WHAT TO PRODUCE: Identify the lines bearing the string "JSON" and gather them.

Collected data entries:
------------------------------------------------------------
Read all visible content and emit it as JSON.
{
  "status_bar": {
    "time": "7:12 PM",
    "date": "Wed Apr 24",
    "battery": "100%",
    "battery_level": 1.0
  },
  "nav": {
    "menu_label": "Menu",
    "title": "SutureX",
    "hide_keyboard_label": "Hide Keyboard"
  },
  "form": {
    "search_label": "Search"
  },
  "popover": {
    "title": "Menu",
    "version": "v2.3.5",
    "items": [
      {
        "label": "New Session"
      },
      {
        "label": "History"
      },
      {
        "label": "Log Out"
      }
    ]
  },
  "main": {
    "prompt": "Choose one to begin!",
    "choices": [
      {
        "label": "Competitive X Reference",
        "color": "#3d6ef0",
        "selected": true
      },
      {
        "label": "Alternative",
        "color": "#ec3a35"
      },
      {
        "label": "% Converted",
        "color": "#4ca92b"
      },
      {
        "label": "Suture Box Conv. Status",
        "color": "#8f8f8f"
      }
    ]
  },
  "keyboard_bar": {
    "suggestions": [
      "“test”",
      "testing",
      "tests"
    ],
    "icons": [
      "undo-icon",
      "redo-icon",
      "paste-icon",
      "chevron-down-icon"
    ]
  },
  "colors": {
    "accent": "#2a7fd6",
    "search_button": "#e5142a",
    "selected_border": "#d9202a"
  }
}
------------------------------------------------------------
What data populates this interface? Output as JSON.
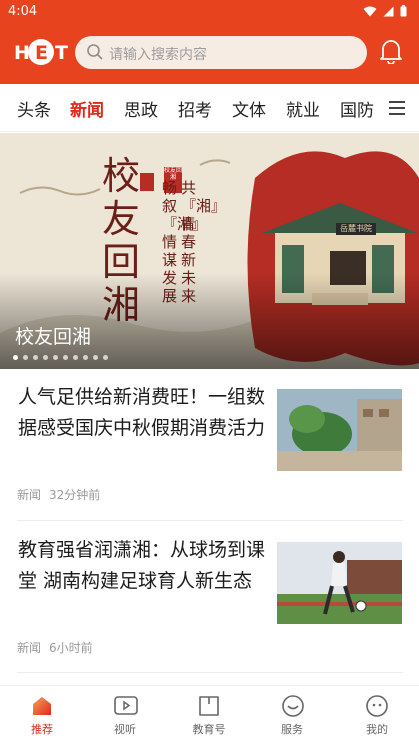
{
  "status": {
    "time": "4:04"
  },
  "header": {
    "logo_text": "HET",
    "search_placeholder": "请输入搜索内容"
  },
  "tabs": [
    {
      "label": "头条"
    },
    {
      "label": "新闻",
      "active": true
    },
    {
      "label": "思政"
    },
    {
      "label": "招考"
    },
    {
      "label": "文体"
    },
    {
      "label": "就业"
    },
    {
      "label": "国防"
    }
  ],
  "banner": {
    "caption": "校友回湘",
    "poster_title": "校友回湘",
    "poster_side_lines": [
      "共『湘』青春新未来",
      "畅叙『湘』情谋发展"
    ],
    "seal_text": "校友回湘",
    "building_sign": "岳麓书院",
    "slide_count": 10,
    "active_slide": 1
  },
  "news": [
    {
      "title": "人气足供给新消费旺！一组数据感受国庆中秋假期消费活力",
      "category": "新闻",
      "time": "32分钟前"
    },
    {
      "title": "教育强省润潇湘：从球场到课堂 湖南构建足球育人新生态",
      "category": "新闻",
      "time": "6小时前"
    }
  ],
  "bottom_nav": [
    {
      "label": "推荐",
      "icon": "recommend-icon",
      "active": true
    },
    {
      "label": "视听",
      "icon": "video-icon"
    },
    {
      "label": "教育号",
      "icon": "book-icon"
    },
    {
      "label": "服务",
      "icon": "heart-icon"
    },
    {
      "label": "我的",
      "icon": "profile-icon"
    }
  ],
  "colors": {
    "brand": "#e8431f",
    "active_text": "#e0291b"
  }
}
------------------------------------------------------------
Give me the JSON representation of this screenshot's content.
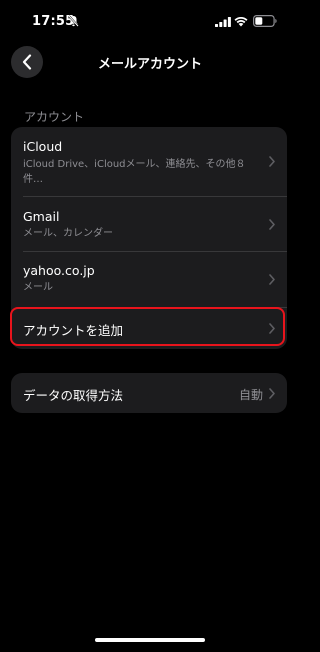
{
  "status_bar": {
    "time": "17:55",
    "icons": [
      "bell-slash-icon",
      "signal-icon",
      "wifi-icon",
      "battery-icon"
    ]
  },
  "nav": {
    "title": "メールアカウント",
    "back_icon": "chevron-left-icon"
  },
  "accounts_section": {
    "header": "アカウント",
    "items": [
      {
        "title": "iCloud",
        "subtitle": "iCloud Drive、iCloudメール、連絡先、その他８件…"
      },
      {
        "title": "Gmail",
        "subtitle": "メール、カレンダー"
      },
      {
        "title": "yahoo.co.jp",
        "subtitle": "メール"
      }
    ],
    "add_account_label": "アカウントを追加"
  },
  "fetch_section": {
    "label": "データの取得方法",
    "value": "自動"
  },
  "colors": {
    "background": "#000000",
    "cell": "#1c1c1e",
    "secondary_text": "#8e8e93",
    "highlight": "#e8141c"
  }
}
------------------------------------------------------------
REPLY:
Read all visible content and emit it as JSON.
What data populates this interface? Output as JSON.
Give me the JSON representation of this screenshot's content.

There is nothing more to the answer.